• DATA RECORDS:

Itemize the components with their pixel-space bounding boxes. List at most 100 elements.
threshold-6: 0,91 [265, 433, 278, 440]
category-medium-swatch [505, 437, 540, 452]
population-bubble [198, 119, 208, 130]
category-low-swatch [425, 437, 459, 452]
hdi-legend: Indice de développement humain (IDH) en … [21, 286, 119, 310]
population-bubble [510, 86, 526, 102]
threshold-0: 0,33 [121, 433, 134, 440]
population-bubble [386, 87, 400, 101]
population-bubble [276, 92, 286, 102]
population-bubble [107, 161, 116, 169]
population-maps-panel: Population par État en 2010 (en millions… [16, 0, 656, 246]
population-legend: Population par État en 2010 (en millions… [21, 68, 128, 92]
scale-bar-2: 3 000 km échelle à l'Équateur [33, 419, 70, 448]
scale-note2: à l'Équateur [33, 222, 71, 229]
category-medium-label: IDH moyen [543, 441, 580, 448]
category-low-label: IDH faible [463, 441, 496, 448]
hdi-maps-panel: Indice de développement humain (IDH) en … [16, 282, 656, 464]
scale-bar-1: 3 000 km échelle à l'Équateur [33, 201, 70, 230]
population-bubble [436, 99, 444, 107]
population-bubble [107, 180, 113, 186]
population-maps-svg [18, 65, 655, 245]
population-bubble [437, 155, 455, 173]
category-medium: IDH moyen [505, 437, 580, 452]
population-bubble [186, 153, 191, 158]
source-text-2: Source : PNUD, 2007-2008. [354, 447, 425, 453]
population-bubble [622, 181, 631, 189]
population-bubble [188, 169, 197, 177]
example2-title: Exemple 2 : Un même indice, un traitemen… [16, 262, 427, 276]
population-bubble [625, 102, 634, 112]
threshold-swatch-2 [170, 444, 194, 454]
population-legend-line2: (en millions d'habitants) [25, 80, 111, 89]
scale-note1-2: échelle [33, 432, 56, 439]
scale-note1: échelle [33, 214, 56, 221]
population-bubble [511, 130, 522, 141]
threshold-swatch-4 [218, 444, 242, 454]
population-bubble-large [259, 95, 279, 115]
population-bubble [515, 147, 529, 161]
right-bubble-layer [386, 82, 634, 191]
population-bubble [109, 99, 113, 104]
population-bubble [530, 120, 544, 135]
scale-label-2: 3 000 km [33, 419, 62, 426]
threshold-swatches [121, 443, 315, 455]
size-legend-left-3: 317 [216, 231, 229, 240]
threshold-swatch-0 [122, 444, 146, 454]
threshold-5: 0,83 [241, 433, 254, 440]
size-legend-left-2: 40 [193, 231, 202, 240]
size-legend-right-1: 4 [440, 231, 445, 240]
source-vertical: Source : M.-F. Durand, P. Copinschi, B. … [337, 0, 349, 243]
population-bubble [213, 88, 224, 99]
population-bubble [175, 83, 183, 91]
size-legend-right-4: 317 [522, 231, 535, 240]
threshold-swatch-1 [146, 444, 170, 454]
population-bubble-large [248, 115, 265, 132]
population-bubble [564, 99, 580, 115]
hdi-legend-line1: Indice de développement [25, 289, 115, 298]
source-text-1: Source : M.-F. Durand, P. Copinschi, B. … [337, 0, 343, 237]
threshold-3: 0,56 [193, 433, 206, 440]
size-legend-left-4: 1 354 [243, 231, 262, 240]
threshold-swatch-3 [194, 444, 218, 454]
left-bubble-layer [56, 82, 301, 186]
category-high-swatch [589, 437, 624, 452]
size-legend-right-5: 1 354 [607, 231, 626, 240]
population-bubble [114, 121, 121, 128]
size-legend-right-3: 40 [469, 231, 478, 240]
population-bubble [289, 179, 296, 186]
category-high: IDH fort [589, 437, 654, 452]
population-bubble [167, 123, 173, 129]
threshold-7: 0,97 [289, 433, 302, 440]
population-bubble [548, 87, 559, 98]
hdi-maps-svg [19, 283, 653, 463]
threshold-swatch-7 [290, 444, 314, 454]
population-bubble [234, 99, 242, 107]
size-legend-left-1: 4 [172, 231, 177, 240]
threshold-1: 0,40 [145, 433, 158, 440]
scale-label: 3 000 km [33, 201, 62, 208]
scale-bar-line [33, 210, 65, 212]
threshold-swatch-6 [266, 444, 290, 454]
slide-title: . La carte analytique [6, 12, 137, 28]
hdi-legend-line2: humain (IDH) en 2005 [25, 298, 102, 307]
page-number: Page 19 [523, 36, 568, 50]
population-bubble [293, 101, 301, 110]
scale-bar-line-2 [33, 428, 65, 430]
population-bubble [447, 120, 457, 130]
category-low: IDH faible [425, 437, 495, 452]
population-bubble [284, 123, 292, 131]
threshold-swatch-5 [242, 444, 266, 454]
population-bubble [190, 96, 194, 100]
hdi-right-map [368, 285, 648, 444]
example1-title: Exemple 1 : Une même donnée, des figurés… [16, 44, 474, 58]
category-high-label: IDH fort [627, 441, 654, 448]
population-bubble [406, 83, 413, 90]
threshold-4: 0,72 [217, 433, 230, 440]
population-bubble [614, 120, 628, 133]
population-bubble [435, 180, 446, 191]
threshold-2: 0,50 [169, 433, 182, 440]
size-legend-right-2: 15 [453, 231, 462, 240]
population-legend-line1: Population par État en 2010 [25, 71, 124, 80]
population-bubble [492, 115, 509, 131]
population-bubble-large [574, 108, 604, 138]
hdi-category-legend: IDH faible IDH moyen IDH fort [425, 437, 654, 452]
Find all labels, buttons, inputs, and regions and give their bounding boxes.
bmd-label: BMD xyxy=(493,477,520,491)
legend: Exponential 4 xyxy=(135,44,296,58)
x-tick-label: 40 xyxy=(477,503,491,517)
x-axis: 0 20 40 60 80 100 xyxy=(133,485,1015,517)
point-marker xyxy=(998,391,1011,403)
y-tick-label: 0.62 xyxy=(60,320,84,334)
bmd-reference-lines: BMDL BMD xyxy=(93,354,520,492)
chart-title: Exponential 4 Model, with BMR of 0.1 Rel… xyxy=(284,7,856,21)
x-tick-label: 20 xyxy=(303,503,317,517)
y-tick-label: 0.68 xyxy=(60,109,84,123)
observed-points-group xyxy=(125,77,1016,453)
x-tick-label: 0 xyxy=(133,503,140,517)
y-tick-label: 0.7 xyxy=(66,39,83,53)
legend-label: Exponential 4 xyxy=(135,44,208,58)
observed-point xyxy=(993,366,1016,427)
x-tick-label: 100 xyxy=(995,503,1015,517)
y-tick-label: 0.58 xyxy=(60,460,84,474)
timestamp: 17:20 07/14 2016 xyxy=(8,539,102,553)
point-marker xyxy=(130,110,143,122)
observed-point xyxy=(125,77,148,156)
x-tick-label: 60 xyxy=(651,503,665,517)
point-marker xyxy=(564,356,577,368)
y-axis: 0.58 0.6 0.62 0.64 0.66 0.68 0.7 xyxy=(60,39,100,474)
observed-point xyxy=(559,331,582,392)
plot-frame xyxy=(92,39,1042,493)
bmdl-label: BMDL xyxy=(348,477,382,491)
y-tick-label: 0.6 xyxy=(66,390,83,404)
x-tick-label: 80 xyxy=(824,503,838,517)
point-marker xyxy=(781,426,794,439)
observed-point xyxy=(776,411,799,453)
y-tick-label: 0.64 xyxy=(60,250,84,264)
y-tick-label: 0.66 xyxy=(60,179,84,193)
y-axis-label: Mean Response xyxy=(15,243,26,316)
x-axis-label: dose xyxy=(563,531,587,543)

• INSTRUCTION:
Please copy every one of the items above word for word, leaving nothing out.

• FULL RESPONSE:
Itemize the components with their pixel-space bounding boxes. List at most 100 elements.
threshold-6: 0,91 [265, 433, 278, 440]
category-medium-swatch [505, 437, 540, 452]
population-bubble [198, 119, 208, 130]
category-low-swatch [425, 437, 459, 452]
hdi-legend: Indice de développement humain (IDH) en … [21, 286, 119, 310]
population-bubble [510, 86, 526, 102]
threshold-0: 0,33 [121, 433, 134, 440]
population-bubble [386, 87, 400, 101]
population-bubble [276, 92, 286, 102]
population-bubble [107, 161, 116, 169]
population-maps-panel: Population par État en 2010 (en millions… [16, 0, 656, 246]
population-legend: Population par État en 2010 (en millions… [21, 68, 128, 92]
scale-bar-2: 3 000 km échelle à l'Équateur [33, 419, 70, 448]
scale-note2: à l'Équateur [33, 222, 71, 229]
category-medium-label: IDH moyen [543, 441, 580, 448]
category-low-label: IDH faible [463, 441, 496, 448]
hdi-maps-panel: Indice de développement humain (IDH) en … [16, 282, 656, 464]
scale-bar-1: 3 000 km échelle à l'Équateur [33, 201, 70, 230]
population-bubble [436, 99, 444, 107]
population-bubble [107, 180, 113, 186]
population-maps-svg [18, 65, 655, 245]
population-bubble [437, 155, 455, 173]
category-medium: IDH moyen [505, 437, 580, 452]
population-bubble [186, 153, 191, 158]
source-text-2: Source : PNUD, 2007-2008. [354, 447, 425, 453]
population-bubble [622, 181, 631, 189]
population-bubble [188, 169, 197, 177]
example2-title: Exemple 2 : Un même indice, un traitemen… [16, 262, 427, 276]
population-bubble [625, 102, 634, 112]
threshold-swatch-2 [170, 444, 194, 454]
population-legend-line2: (en millions d'habitants) [25, 80, 111, 89]
scale-note1-2: échelle [33, 432, 56, 439]
scale-note1: échelle [33, 214, 56, 221]
population-bubble [511, 130, 522, 141]
threshold-swatch-4 [218, 444, 242, 454]
population-bubble-large [259, 95, 279, 115]
population-bubble [515, 147, 529, 161]
right-bubble-layer [386, 82, 634, 191]
population-bubble [109, 99, 113, 104]
population-bubble [530, 120, 544, 135]
scale-label-2: 3 000 km [33, 419, 62, 426]
threshold-swatches [121, 443, 315, 455]
size-legend-left-3: 317 [216, 231, 229, 240]
threshold-swatch-0 [122, 444, 146, 454]
threshold-5: 0,83 [241, 433, 254, 440]
size-legend-left-2: 40 [193, 231, 202, 240]
size-legend-right-1: 4 [440, 231, 445, 240]
source-vertical: Source : M.-F. Durand, P. Copinschi, B. … [337, 0, 349, 243]
population-bubble [213, 88, 224, 99]
population-bubble [175, 83, 183, 91]
size-legend-right-4: 317 [522, 231, 535, 240]
threshold-swatch-1 [146, 444, 170, 454]
population-bubble-large [248, 115, 265, 132]
population-bubble [564, 99, 580, 115]
hdi-legend-line1: Indice de développement [25, 289, 115, 298]
source-text-1: Source : M.-F. Durand, P. Copinschi, B. … [337, 0, 343, 237]
threshold-3: 0,56 [193, 433, 206, 440]
size-legend-left-4: 1 354 [243, 231, 262, 240]
threshold-swatch-3 [194, 444, 218, 454]
left-bubble-layer [56, 82, 301, 186]
category-high-swatch [589, 437, 624, 452]
size-legend-right-5: 1 354 [607, 231, 626, 240]
population-bubble [114, 121, 121, 128]
size-legend-right-3: 40 [469, 231, 478, 240]
population-bubble [289, 179, 296, 186]
category-high: IDH fort [589, 437, 654, 452]
population-bubble [167, 123, 173, 129]
threshold-7: 0,97 [289, 433, 302, 440]
population-bubble [548, 87, 559, 98]
hdi-maps-svg [19, 283, 653, 463]
threshold-swatch-7 [290, 444, 314, 454]
population-bubble [234, 99, 242, 107]
size-legend-left-1: 4 [172, 231, 177, 240]
threshold-1: 0,40 [145, 433, 158, 440]
scale-label: 3 000 km [33, 201, 62, 208]
scale-bar-line [33, 210, 65, 212]
threshold-swatch-6 [266, 444, 290, 454]
slide-title: . La carte analytique [6, 12, 137, 28]
hdi-legend-line2: humain (IDH) en 2005 [25, 298, 102, 307]
page-number: Page 19 [523, 36, 568, 50]
population-bubble [293, 101, 301, 110]
scale-bar-line-2 [33, 428, 65, 430]
population-bubble [447, 120, 457, 130]
category-low: IDH faible [425, 437, 495, 452]
population-bubble [284, 123, 292, 131]
threshold-swatch-5 [242, 444, 266, 454]
population-bubble [190, 96, 194, 100]
hdi-right-map [368, 285, 648, 444]
example1-title: Exemple 1 : Une même donnée, des figurés… [16, 44, 474, 58]
category-high-label: IDH fort [627, 441, 654, 448]
population-bubble [406, 83, 413, 90]
threshold-4: 0,72 [217, 433, 230, 440]
population-bubble [614, 120, 628, 133]
population-bubble [435, 180, 446, 191]
threshold-2: 0,50 [169, 433, 182, 440]
size-legend-right-2: 15 [453, 231, 462, 240]
population-legend-line1: Population par État en 2010 [25, 71, 124, 80]
population-bubble [492, 115, 509, 131]
population-bubble-large [574, 108, 604, 138]
hdi-category-legend: IDH faible IDH moyen IDH fort [425, 437, 654, 452]
Find all labels, buttons, inputs, and regions and give their bounding boxes.
bmd-label: BMD xyxy=(493,477,520,491)
legend: Exponential 4 xyxy=(135,44,296,58)
x-tick-label: 40 xyxy=(477,503,491,517)
x-axis: 0 20 40 60 80 100 xyxy=(133,485,1015,517)
point-marker xyxy=(998,391,1011,403)
y-tick-label: 0.62 xyxy=(60,320,84,334)
bmd-reference-lines: BMDL BMD xyxy=(93,354,520,492)
chart-title: Exponential 4 Model, with BMR of 0.1 Rel… xyxy=(284,7,856,21)
x-tick-label: 20 xyxy=(303,503,317,517)
y-tick-label: 0.68 xyxy=(60,109,84,123)
observed-points-group xyxy=(125,77,1016,453)
x-tick-label: 0 xyxy=(133,503,140,517)
y-tick-label: 0.7 xyxy=(66,39,83,53)
legend-label: Exponential 4 xyxy=(135,44,208,58)
observed-point xyxy=(993,366,1016,427)
x-tick-label: 100 xyxy=(995,503,1015,517)
y-tick-label: 0.58 xyxy=(60,460,84,474)
timestamp: 17:20 07/14 2016 xyxy=(8,539,102,553)
point-marker xyxy=(130,110,143,122)
observed-point xyxy=(125,77,148,156)
x-tick-label: 60 xyxy=(651,503,665,517)
point-marker xyxy=(564,356,577,368)
y-axis: 0.58 0.6 0.62 0.64 0.66 0.68 0.7 xyxy=(60,39,100,474)
observed-point xyxy=(559,331,582,392)
plot-frame xyxy=(92,39,1042,493)
bmdl-label: BMDL xyxy=(348,477,382,491)
y-tick-label: 0.6 xyxy=(66,390,83,404)
x-tick-label: 80 xyxy=(824,503,838,517)
point-marker xyxy=(781,426,794,439)
observed-point xyxy=(776,411,799,453)
y-tick-label: 0.64 xyxy=(60,250,84,264)
y-tick-label: 0.66 xyxy=(60,179,84,193)
y-axis-label: Mean Response xyxy=(15,243,26,316)
x-axis-label: dose xyxy=(563,531,587,543)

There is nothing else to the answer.